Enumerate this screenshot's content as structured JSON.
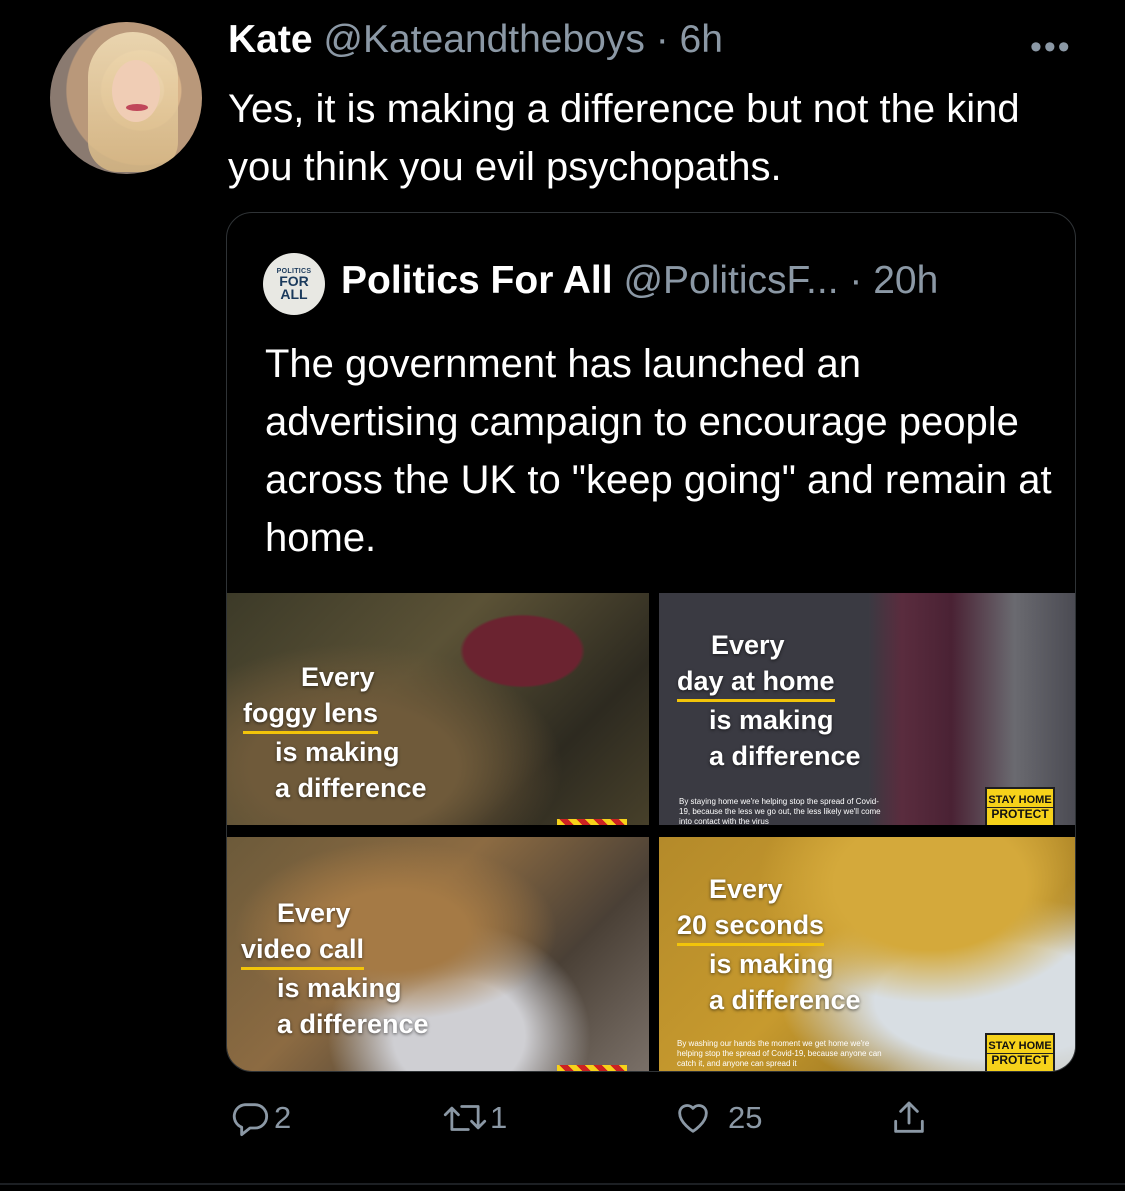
{
  "tweet": {
    "name": "Kate",
    "handle": "@Kateandtheboys",
    "time": "· 6h",
    "text": "Yes, it is making a difference but not the kind you think you evil psychopaths.",
    "more": "•••"
  },
  "quoted": {
    "avatar_text": [
      "POLITICS",
      "FOR",
      "ALL"
    ],
    "name": "Politics For All",
    "handle": "@PoliticsF...",
    "time": "· 20h",
    "text": "The government has launched an advertising campaign to encourage people across the UK to \"keep going\" and remain at home.",
    "images": [
      {
        "lines": [
          "Every",
          "foggy lens",
          "is making",
          "a difference"
        ],
        "underline": 1
      },
      {
        "lines": [
          "Every",
          "day at home",
          "is making",
          "a difference"
        ],
        "underline": 1,
        "fine": "By staying home we're helping stop the spread of Covid-19, because the less we go out, the less likely we'll come into contact with the virus",
        "badge": [
          "STAY HOME",
          "PROTECT"
        ]
      },
      {
        "lines": [
          "Every",
          "video call",
          "is making",
          "a difference"
        ],
        "underline": 1
      },
      {
        "lines": [
          "Every",
          "20 seconds",
          "is making",
          "a difference"
        ],
        "underline": 1,
        "fine": "By washing our hands the moment we get home we're helping stop the spread of Covid-19, because anyone can catch it, and anyone can spread it",
        "badge": [
          "STAY HOME",
          "PROTECT"
        ]
      }
    ]
  },
  "actions": {
    "reply_count": "2",
    "retweet_count": "1",
    "like_count": "25"
  },
  "icons": [
    "reply-icon",
    "retweet-icon",
    "like-icon",
    "share-icon",
    "more-icon"
  ]
}
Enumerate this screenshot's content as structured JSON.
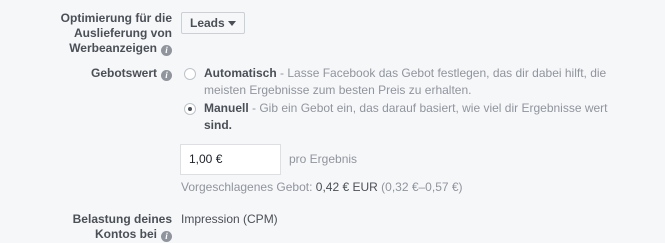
{
  "optimization": {
    "label_line1": "Optimierung für die",
    "label_line2": "Auslieferung von",
    "label_line3": "Werbeanzeigen",
    "dropdown_value": "Leads"
  },
  "bid": {
    "label": "Gebotswert",
    "options": [
      {
        "title": "Automatisch",
        "desc_line1": " - Lasse Facebook das Gebot festlegen, das dir dabei hilft, die",
        "desc_line2": "meisten Ergebnisse zum besten Preis zu erhalten.",
        "checked": false
      },
      {
        "title": "Manuell",
        "desc_line1": " - Gib ein Gebot ein, das darauf basiert, wie viel dir Ergebnisse wert",
        "desc_line2": "sind.",
        "checked": true
      }
    ],
    "input_value": "1,00 €",
    "input_suffix": "pro Ergebnis",
    "suggested_label": "Vorgeschlagenes Gebot: ",
    "suggested_value": "0,42 € EUR",
    "suggested_range": " (0,32 €–0,57 €)"
  },
  "billing": {
    "label_line1": "Belastung deines",
    "label_line2": "Kontos bei",
    "value": "Impression (CPM)"
  },
  "icons": {
    "info": "info-icon",
    "caret": "caret-down-icon"
  },
  "colors": {
    "background": "#f6f7f9",
    "text": "#4b4f56",
    "muted": "#90949c"
  }
}
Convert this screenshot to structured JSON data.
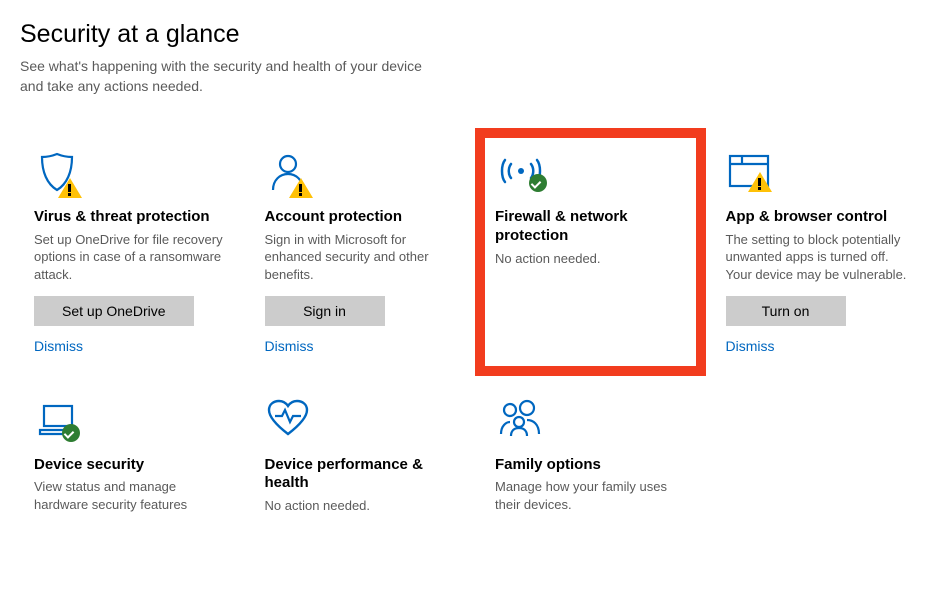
{
  "header": {
    "title": "Security at a glance",
    "subtitle": "See what's happening with the security and health of your device and take any actions needed."
  },
  "tiles": {
    "virus": {
      "title": "Virus & threat protection",
      "desc": "Set up OneDrive for file recovery options in case of a ransomware attack.",
      "button": "Set up OneDrive",
      "dismiss": "Dismiss"
    },
    "account": {
      "title": "Account protection",
      "desc": "Sign in with Microsoft for enhanced security and other benefits.",
      "button": "Sign in",
      "dismiss": "Dismiss"
    },
    "firewall": {
      "title": "Firewall & network protection",
      "desc": "No action needed."
    },
    "app": {
      "title": "App & browser control",
      "desc": "The setting to block potentially unwanted apps is turned off. Your device may be vulnerable.",
      "button": "Turn on",
      "dismiss": "Dismiss"
    },
    "device": {
      "title": "Device security",
      "desc": "View status and manage hardware security features"
    },
    "perf": {
      "title": "Device performance & health",
      "desc": "No action needed."
    },
    "family": {
      "title": "Family options",
      "desc": "Manage how your family uses their devices."
    }
  }
}
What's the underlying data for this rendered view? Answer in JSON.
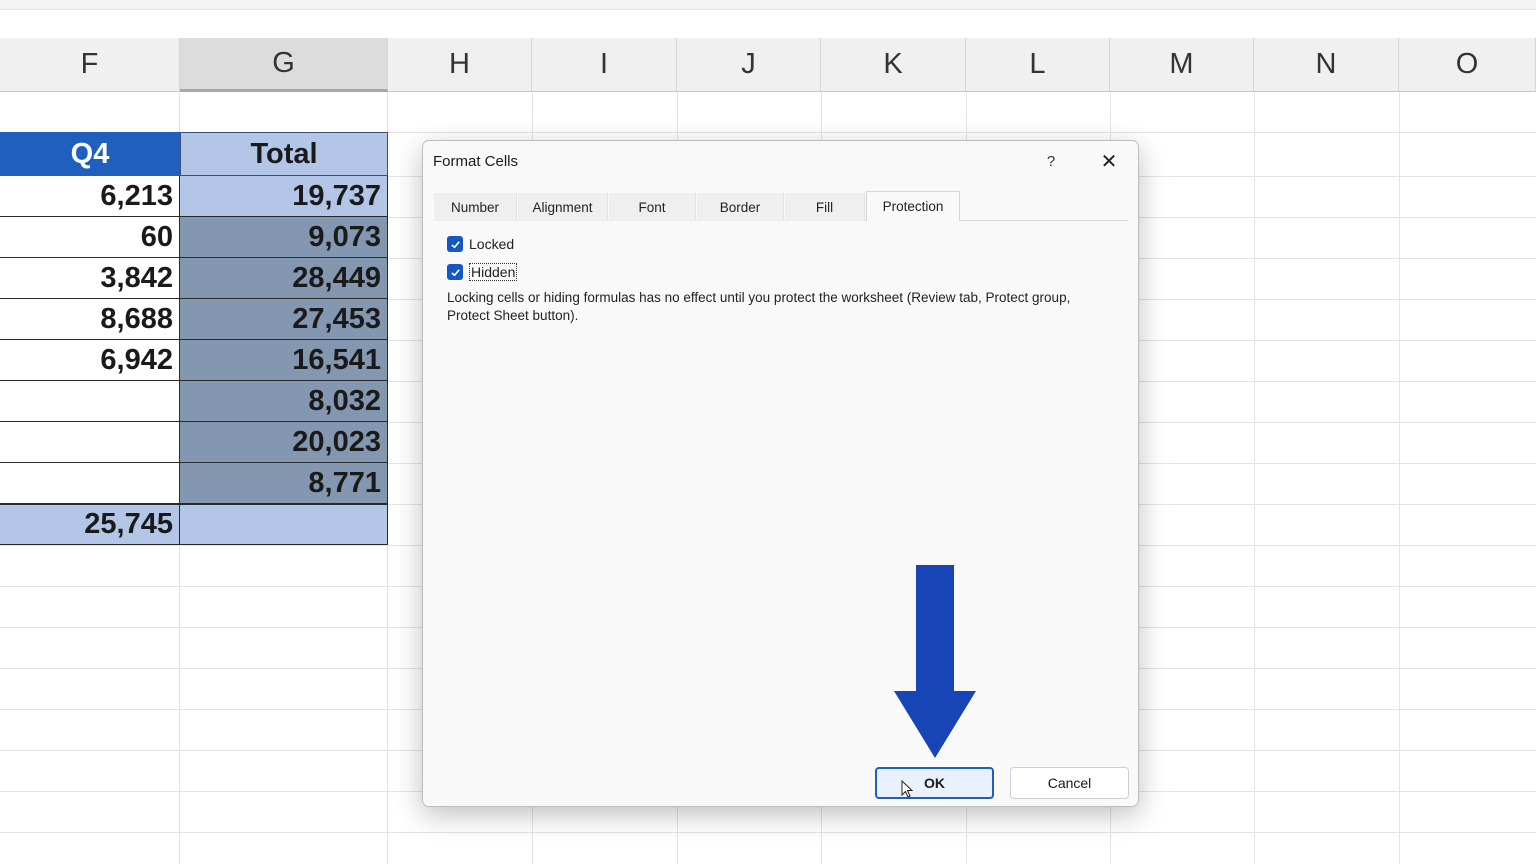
{
  "columns": [
    "F",
    "G",
    "H",
    "I",
    "J",
    "K",
    "L",
    "M",
    "N",
    "O"
  ],
  "table": {
    "header_q4": "Q4",
    "header_total": "Total",
    "rows": [
      {
        "q4": "6,213",
        "total": "19,737"
      },
      {
        "q4": "60",
        "total": "9,073"
      },
      {
        "q4": "3,842",
        "total": "28,449"
      },
      {
        "q4": "8,688",
        "total": "27,453"
      },
      {
        "q4": "6,942",
        "total": "16,541"
      },
      {
        "q4": "",
        "total": "8,032"
      },
      {
        "q4": "",
        "total": "20,023"
      },
      {
        "q4": "",
        "total": "8,771"
      }
    ],
    "sum_q4": "25,745",
    "sum_total": ""
  },
  "colors": {
    "header_blue": "#1f5fbd",
    "light_blue": "#b4c6e7",
    "selection_gray_blue": "#8497b0",
    "arrow_blue": "#1745b5"
  },
  "dialog": {
    "title": "Format Cells",
    "help_symbol": "?",
    "close_symbol": "✕",
    "tabs": [
      "Number",
      "Alignment",
      "Font",
      "Border",
      "Fill",
      "Protection"
    ],
    "active_tab": "Protection",
    "locked_label": "Locked",
    "locked_checked": true,
    "hidden_label": "Hidden",
    "hidden_checked": true,
    "note": "Locking cells or hiding formulas has no effect until you protect the worksheet (Review tab, Protect group, Protect Sheet button).",
    "ok_label": "OK",
    "cancel_label": "Cancel"
  }
}
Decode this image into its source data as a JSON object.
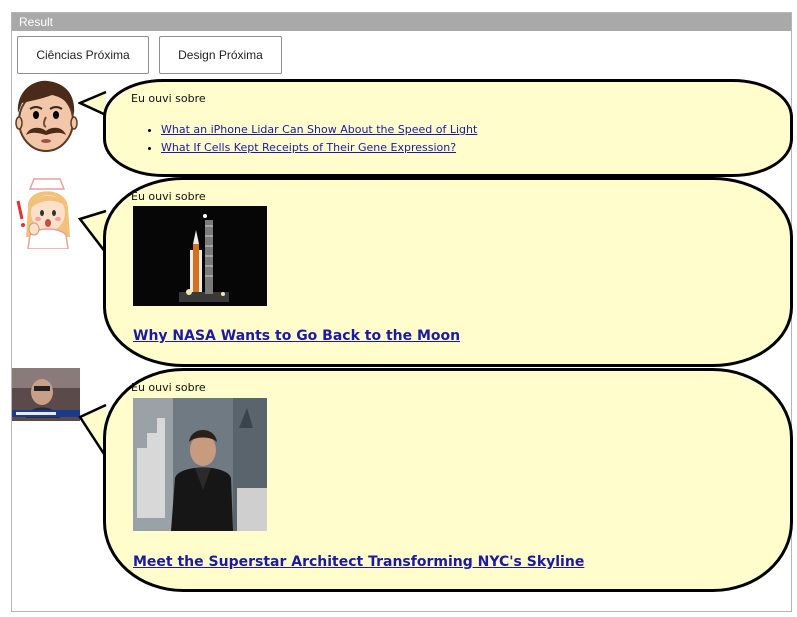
{
  "window": {
    "title": "Result"
  },
  "toolbar": {
    "button1": "Ciências Próxima",
    "button2": "Design Próxima"
  },
  "messages": [
    {
      "intro": "Eu ouvi sobre",
      "links": [
        "What an iPhone Lidar Can Show About the Speed of Light",
        "What If Cells Kept Receipts of Their Gene Expression?"
      ]
    },
    {
      "intro": "Eu ouvi sobre",
      "title": "Why NASA Wants to Go Back to the Moon"
    },
    {
      "intro": "Eu ouvi sobre",
      "title": "Meet the Superstar Architect Transforming NYC's Skyline"
    }
  ],
  "colors": {
    "bubble": "#fffdcc",
    "link": "#1a1aa6",
    "titlebar": "#a9a9a9"
  }
}
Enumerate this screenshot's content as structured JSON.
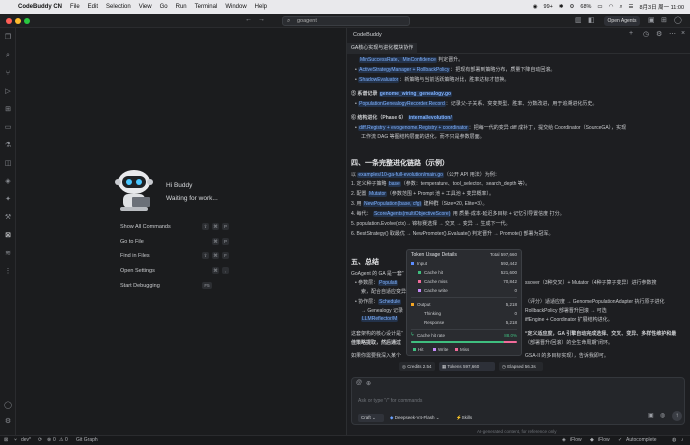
{
  "menubar": {
    "app": "CodeBuddy CN",
    "items": [
      "File",
      "Edit",
      "Selection",
      "View",
      "Go",
      "Run",
      "Terminal",
      "Window",
      "Help"
    ],
    "status_count": "99+",
    "battery": "68%",
    "datetime": "8月3日 周一 11:00"
  },
  "titlebar": {
    "search_value": "goagent",
    "open_agents": "Open Agents"
  },
  "welcome": {
    "greeting": "Hi Buddy",
    "status": "Waiting for work...",
    "commands": [
      {
        "label": "Show All Commands",
        "keys": [
          "⇧",
          "⌘",
          "P"
        ]
      },
      {
        "label": "Go to File",
        "keys": [
          "⌘",
          "P"
        ]
      },
      {
        "label": "Find in Files",
        "keys": [
          "⇧",
          "⌘",
          "F"
        ]
      },
      {
        "label": "Open Settings",
        "keys": [
          "⌘",
          ","
        ]
      },
      {
        "label": "Start Debugging",
        "keys": [
          "F5"
        ]
      }
    ]
  },
  "panel": {
    "title": "CodeBuddy",
    "tab": "GA核心实现与进化模块协作",
    "lines": {
      "l1_code": "MinSuccessRate、MinConfidence",
      "l1_text": "判定晋升。",
      "b1_code": "ActiveStrategyManager + RollbackPolicy",
      "b1_text": "：把现有部署到策略分布，质量下降自动回滚。",
      "b2_code": "ShadowEvaluator",
      "b2_text": "：新策略与当前活跃策略对比，胜率达标才替换。",
      "s1_title": "⑤ 系谱记录",
      "s1_code": "genome_wiring_genealogy.go",
      "s1b_code": "PopulationGenealogyRecorder.Record",
      "s1b_text": "：记录父-子关系、突变类型、胜率、分数改进，用于追溯进化历史。",
      "s2_title": "⑥ 结构进化（Phase 6）",
      "s2_code": "internal/evolution/",
      "s2b_code": "diff.Registry + evogenome.Registry + coordinator",
      "s2b_text": "：把每一代的变异 diff 成补丁，提交给 Coordinator（SourceGA），实现",
      "s2c_text": "工作流 DAG 等图结构层面的进化，而不只是参数层面。",
      "sec4": "四、一条完整进化链路（示例）",
      "sec4_intro_a": "以",
      "sec4_intro_code": "examples/10-ga-full-evolution/main.go",
      "sec4_intro_b": "（公开 API 用法）为例：",
      "o1_a": "1. 定义种子策略",
      "o1_code": "base",
      "o1_b": "（参数：temperature、tool_selector、search_depth 等）。",
      "o2_a": "2. 配置",
      "o2_code": "Mutator",
      "o2_b": "（参数范围 + Prompt 池 + 工具池 + 变异概率）。",
      "o3_a": "3. 用",
      "o3_code": "NewPopulation(base, cfg)",
      "o3_b": "建种群（Size=20, Elite=3）。",
      "o4_a": "4. 每代：",
      "o4_code": "ScoreAgents(multiObjectiveScore)",
      "o4_b": "用 质量-成本-延迟多目标 + 记忆引导置信度 打分。",
      "o5_code": "5. population.Evolve(ctx)",
      "o5_b": "→ 锦标赛选择 → 交叉 → 变异 → 生成下一代。",
      "o6_code": "6. BestStrategy()",
      "o6_b": "取最优 → NewPromoter().Evaluate() 判定晋升 → Promote() 部署为冠军。",
      "sec5": "五、总结",
      "sum1": "GoAgent 的 GA 是一套“",
      "sum2_a": "• 参数层：",
      "sum2_code": "Populati",
      "sum2_b": "ssover（3种交叉）+ Mutator（4种子算子变异）进行参数搜",
      "sum2c": "索，配合自适应变异",
      "sum3_a": "• 协作层：",
      "sum3_code": "Schedule",
      "sum3_b": "（评分）适适应度 → GenomePopulationAdapter 执行原子进化",
      "sum3c_a": "→ Genealogy 记录",
      "sum3c_b": "RollbackPolicy 部署晋升回滚 → 可选",
      "sum3d_code": "LLMReflector/M",
      "sum3d_b": "iffEngine + Coordinator 扩展结构进化。",
      "sum4": "这套架构的核心设计是“",
      "sum4_b": "“定义适应度，GA 引擎自动完成选择、交叉、变异、多样性维护和最",
      "sum5": "佳策略提取，然后通过",
      "sum5_b": "（部署晋升/回滚）的全生命周期”闭环。",
      "sum6": "如果你需要我深入某个",
      "sum6_b": "GSA-II 的多目标实现），告诉我即可。"
    },
    "metrics": {
      "credits_label": "Credits",
      "credits": "2.54",
      "tokens_label": "Tokens",
      "tokens": "597,660",
      "elapsed_label": "Elapsed",
      "elapsed": "56.3s"
    },
    "input_placeholder": "Ask or type \"/\" for commands",
    "mode": "Craft",
    "model": "Deepseek-V4-Flash",
    "skills": "Skills",
    "disclaimer": "AI-generated content, for reference only"
  },
  "token_popup": {
    "title": "Token Usage Details",
    "total_label": "Total",
    "total": "597,660",
    "input_label": "Input",
    "input": "592,442",
    "cache_hit_label": "Cache hit",
    "cache_hit": "521,600",
    "cache_miss_label": "Cache miss",
    "cache_miss": "70,842",
    "cache_write_label": "Cache write",
    "cache_write": "0",
    "output_label": "Output",
    "output": "5,218",
    "thinking_label": "Thinking",
    "thinking": "0",
    "response_label": "Response",
    "response": "5,218",
    "hit_rate_label": "Cache hit rate",
    "hit_rate": "88.0%",
    "hit_rate_fraction": 0.88,
    "legend": [
      "Hit",
      "Write",
      "Miss"
    ],
    "colors": {
      "hit": "#3fbf7f",
      "write": "#c58af9",
      "miss": "#f16b9a"
    }
  },
  "statusbar": {
    "branch": "dev*",
    "errors": "0",
    "warnings": "0",
    "graph": "Git Graph",
    "flow": "iFlow",
    "flow_cn": "iFlow",
    "autocomplete": "Autocomplete"
  }
}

━━━━

*WHAT YOU ARE ASKED TO DO*
Every line of the listing that includes the word "Mutator" must be copied.

*SOLUTION FOR THIS PROBLEM*
      "o2_code": "Mutator",
      "sum2_b": "ssover（3种交叉）+ Mutator（4种子算子变异）进行参数搜",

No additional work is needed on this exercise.